BEGIN Dataset excerpts

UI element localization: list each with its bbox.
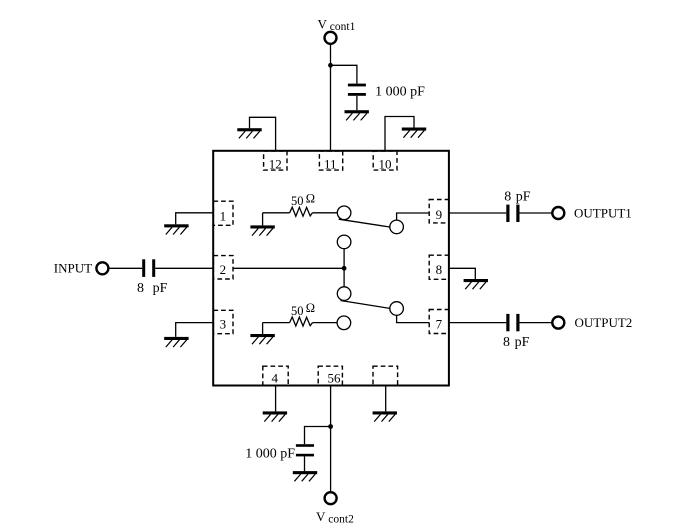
svg-text:1: 1 [220,208,227,223]
terminal INPUT [96,262,108,274]
switch contact circle upper-right (pin 9 side) [390,220,404,234]
svg-text:7: 7 [436,316,443,331]
wire branch to capacitor C1 [330,65,357,83]
wire R2 to switch contact [313,322,338,324]
wire branch to capacitor C5 [305,427,332,445]
wire pin 10 to ground [385,117,414,151]
wire R1 to switch contact [313,212,338,214]
svg-text:11: 11 [324,156,337,171]
pin 1 dashed box [213,201,233,225]
pin 11 dashed box [319,151,342,170]
wire contact to pin 9 [397,213,430,220]
capacitor C3 8 pF plates [506,205,509,222]
ground at pin 12 [237,128,261,138]
svg-text:8: 8 [436,262,443,277]
wire switch common vertical [343,249,345,287]
pin 8 dashed box [429,255,449,279]
ground at unlabeled pin [373,411,397,421]
svg-text:OUTPUT2: OUTPUT2 [575,315,633,330]
svg-text:4: 4 [272,371,279,386]
ground at pin 1 [164,224,188,234]
pin 4 dashed box [263,366,288,385]
unlabeled bottom pin dashed box [373,366,398,385]
wire V cont1 to pin 11 [330,45,332,151]
svg-text:pF: pF [515,335,530,350]
capacitor C5 1000 pF plates [296,444,314,447]
svg-text:1 000 pF: 1 000 pF [245,447,295,462]
svg-text:8: 8 [504,189,511,204]
svg-text:OUTPUT1: OUTPUT1 [574,206,632,221]
switch arm lower [341,301,390,309]
terminal V cont1 [325,32,337,44]
capacitor C4 8 pF plates [506,314,509,331]
wire pin 4 to ground [275,386,277,412]
svg-text:V cont2: V cont2 [316,509,354,526]
wire INPUT to capacitor C2 [109,267,142,269]
switch contact circle lower-right (pin 7 side) [390,302,404,316]
pin 12 dashed box [264,151,287,170]
node junction input common [342,266,347,271]
ground below C5 [293,471,317,481]
resistor R2 50 ohm [290,317,313,326]
svg-text:8: 8 [137,281,144,296]
svg-text:10: 10 [379,156,392,171]
wire pin 3 to ground [176,323,214,337]
ground at pin 4 [263,411,287,421]
switch contact circle lower-left (R2 side) [337,316,351,330]
ground internal lower (R2) [250,334,274,344]
switch contact circle upper-left (R1 side) [337,206,351,220]
capacitor C2 8 pF plates [142,259,145,277]
wire pins 5 6 to V cont2 [330,386,332,493]
terminal OUTPUT2 [552,317,564,329]
wire pin 9 to capacitor C3 [449,212,506,214]
svg-text:pF: pF [516,189,531,204]
ground at pin 8 [464,279,488,289]
wire C3 to OUTPUT1 terminal [520,212,553,214]
svg-text:9: 9 [436,207,443,222]
wire C2 to pin 2 [155,267,213,269]
node junction at V cont1 branch [328,63,333,68]
svg-text:8: 8 [503,335,510,350]
pin 7 dashed box [429,310,449,334]
pins 5 6 dashed box [318,366,342,385]
wire C1 to ground [356,96,358,110]
wire pin 12 to ground [250,117,276,151]
wire R1 ground riser [263,213,290,226]
wire pin 7 to capacitor C4 [449,322,506,324]
wire pin 2 to switch common node [233,267,344,269]
svg-text:INPUT: INPUT [54,261,92,276]
ground at pin 3 [164,337,188,347]
svg-text:1 000 pF: 1 000 pF [375,85,425,100]
terminal V cont2 [325,492,337,504]
wire pin 8 to ground [449,268,475,279]
wire R2 ground riser [263,323,290,334]
ground at pin 10 [402,128,426,138]
pin 9 dashed box [429,200,449,223]
resistor R1 50 ohm [290,207,313,216]
svg-text:50: 50 [291,194,304,208]
svg-text:pF: pF [153,281,168,296]
svg-text:V cont1: V cont1 [318,17,356,34]
node junction at V cont2 branch [328,424,333,429]
svg-text:Ω: Ω [306,191,315,205]
wire contact to pin 7 [397,315,430,322]
svg-text:2: 2 [220,262,227,277]
pin 2 dashed box [213,256,233,279]
wire unlabeled pin to ground [385,386,387,412]
pin 10 dashed box [373,151,397,170]
svg-text:Ω: Ω [306,301,315,315]
svg-text:50: 50 [291,304,304,318]
switch arm upper [339,219,390,227]
capacitor C1 1000 pF plates [348,84,366,87]
switch contact circle common lower [337,287,351,301]
svg-text:12: 12 [269,156,282,171]
wire C4 to OUTPUT2 terminal [520,322,553,324]
pin 3 dashed box [213,310,233,333]
wire pin 1 to ground [176,213,214,225]
svg-text:56: 56 [328,370,342,385]
terminal OUTPUT1 [552,207,564,219]
IC package U1 outline [213,151,449,386]
switch contact circle common upper [337,235,351,249]
wire C5 to ground [304,456,306,471]
ground below C1 [345,110,369,120]
ground internal upper (R1) [250,225,274,235]
svg-text:3: 3 [220,317,227,332]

END Dataset excerpts

Render the rows above as a Markdown table with the columns Number and Row text, one row per line, leaving out blank lines and the pictures.

| Number | Row text |
|---|---|
| 1 | UI element localization: list each with its bbox. |
| 2 | svg-text:1: 1 [220,208,227,223] |
| 3 | terminal INPUT [96,262,108,274] |
| 4 | switch contact circle upper-right (pin 9 side) [390,220,404,234] |
| 5 | svg-text:7: 7 [436,316,443,331] |
| 6 | wire branch to capacitor C1 [330,65,357,83] |
| 7 | wire R2 to switch contact [313,322,338,324] |
| 8 | wire branch to capacitor C5 [305,427,332,445] |
| 9 | wire pin 10 to ground [385,117,414,151] |
| 10 | wire R1 to switch contact [313,212,338,214] |
| 11 | svg-text:11: 11 [324,156,337,171] |
| 12 | pin 1 dashed box [213,201,233,225] |
| 13 | pin 11 dashed box [319,151,342,170] |
| 14 | wire contact to pin 9 [397,213,430,220] |
| 15 | capacitor C3 8 pF plates [506,205,509,222] |
| 16 | ground at pin 12 [237,128,261,138] |
| 17 | svg-text:8: 8 [436,262,443,277] |
| 18 | wire switch common vertical [343,249,345,287] |
| 19 | pin 8 dashed box [429,255,449,279] |
| 20 | ground at unlabeled pin [373,411,397,421] |
| 21 | svg-text:OUTPUT2: OUTPUT2 [575,315,633,330] |
| 22 | svg-text:4: 4 [272,371,279,386] |
| 23 | ground at pin 1 [164,224,188,234] |
| 24 | pin 4 dashed box [263,366,288,385] |
| 25 | unlabeled bottom pin dashed box [373,366,398,385] |
| 26 | wire V cont1 to pin 11 [330,45,332,151] |
| 27 | svg-text:pF: pF [515,335,530,350] |
| 28 | capacitor C5 1000 pF plates [296,444,314,447] |
| 29 | svg-text:1 000 pF: 1 000 pF [245,447,295,462] |
| 30 | svg-text:8: 8 [504,189,511,204] |
| 31 | svg-text:OUTPUT1: OUTPUT1 [574,206,632,221] |
| 32 | switch arm lower [341,301,390,309] |
| 33 | terminal V cont1 [325,32,337,44] |
| 34 | capacitor C4 8 pF plates [506,314,509,331] |
| 35 | wire pin 4 to ground [275,386,277,412] |
| 36 | svg-text:V cont2: V cont2 [316,509,354,526] |
| 37 | wire INPUT to capacitor C2 [109,267,142,269] |
| 38 | switch contact circle lower-right (pin 7 side) [390,302,404,316] |
| 39 | pin 12 dashed box [264,151,287,170] |
| 40 | node junction input common [342,266,347,271] |
| 41 | ground below C5 [293,471,317,481] |
| 42 | resistor R2 50 ohm [290,317,313,326] |
| 43 | svg-text:8: 8 [137,281,144,296] |
| 44 | svg-text:10: 10 [379,156,392,171] |
| 45 | wire pin 3 to ground [176,323,214,337] |
| 46 | ground at pin 4 [263,411,287,421] |
| 47 | switch contact circle lower-left (R2 side) [337,316,351,330] |
| 48 | ground internal lower (R2) [250,334,274,344] |
| 49 | switch contact circle upper-left (R1 side) [337,206,351,220] |
| 50 | capacitor C2 8 pF plates [142,259,145,277] |
| 51 | wire pins 5 6 to V cont2 [330,386,332,493] |
| 52 | terminal OUTPUT2 [552,317,564,329] |
| 53 | wire pin 9 to capacitor C3 [449,212,506,214] |
| 54 | svg-text:pF: pF [516,189,531,204] |
| 55 | ground at pin 8 [464,279,488,289] |
| 56 | wire C3 to OUTPUT1 terminal [520,212,553,214] |
| 57 | svg-text:9: 9 [436,207,443,222] |
| 58 | wire C2 to pin 2 [155,267,213,269] |
| 59 | node junction at V cont1 branch [328,63,333,68] |
| 60 | svg-text:8: 8 [503,335,510,350] |
| 61 | pin 7 dashed box [429,310,449,334] |
| 62 | pins 5 6 dashed box [318,366,342,385] |
| 63 | wire C1 to ground [356,96,358,110] |
| 64 | wire pin 12 to ground [250,117,276,151] |
| 65 | wire R1 ground riser [263,213,290,226] |
| 66 | wire pin 7 to capacitor C4 [449,322,506,324] |
| 67 | wire pin 2 to switch common node [233,267,344,269] |
| 68 | svg-text:INPUT: INPUT [54,261,92,276] |
| 69 | ground at pin 3 [164,337,188,347] |
| 70 | svg-text:1 000 pF: 1 000 pF [375,85,425,100] |
| 71 | terminal V cont2 [325,492,337,504] |
| 72 | wire pin 8 to ground [449,268,475,279] |
| 73 | wire R2 ground riser [263,323,290,334] |
| 74 | ground at pin 10 [402,128,426,138] |
| 75 | pin 9 dashed box [429,200,449,223] |
| 76 | resistor R1 50 ohm [290,207,313,216] |
| 77 | svg-text:50: 50 [291,194,304,208] |
| 78 | svg-text:pF: pF [153,281,168,296] |
| 79 | svg-text:V cont1: V cont1 [318,17,356,34] |
| 80 | node junction at V cont2 branch [328,424,333,429] |
| 81 | svg-text:Ω: Ω [306,191,315,205] |
| 82 | wire contact to pin 7 [397,315,430,322] |
| 83 | svg-text:2: 2 [220,262,227,277] |
| 84 | pin 2 dashed box [213,256,233,279] |
| 85 | wire unlabeled pin to ground [385,386,387,412] |
| 86 | pin 10 dashed box [373,151,397,170] |
| 87 | svg-text:Ω: Ω [306,301,315,315] |
| 88 | svg-text:50: 50 [291,304,304,318] |
| 89 | switch arm upper [339,219,390,227] |
| 90 | capacitor C1 1000 pF plates [348,84,366,87] |
| 91 | switch contact circle common lower [337,287,351,301] |
| 92 | svg-text:12: 12 [269,156,282,171] |
| 93 | wire C4 to OUTPUT2 terminal [520,322,553,324] |
| 94 | pin 3 dashed box [213,310,233,333] |
| 95 | wire pin 1 to ground [176,213,214,225] |
| 96 | svg-text:56: 56 [328,370,342,385] |
| 97 | terminal OUTPUT1 [552,207,564,219] |
| 98 | IC package U1 outline [213,151,449,386] |
| 99 | switch contact circle common upper [337,235,351,249] |
| 100 | wire C5 to ground [304,456,306,471] |
| 101 | ground below C1 [345,110,369,120] |
| 102 | ground internal upper (R1) [250,225,274,235] |
| 103 | svg-text:3: 3 [220,317,227,332] |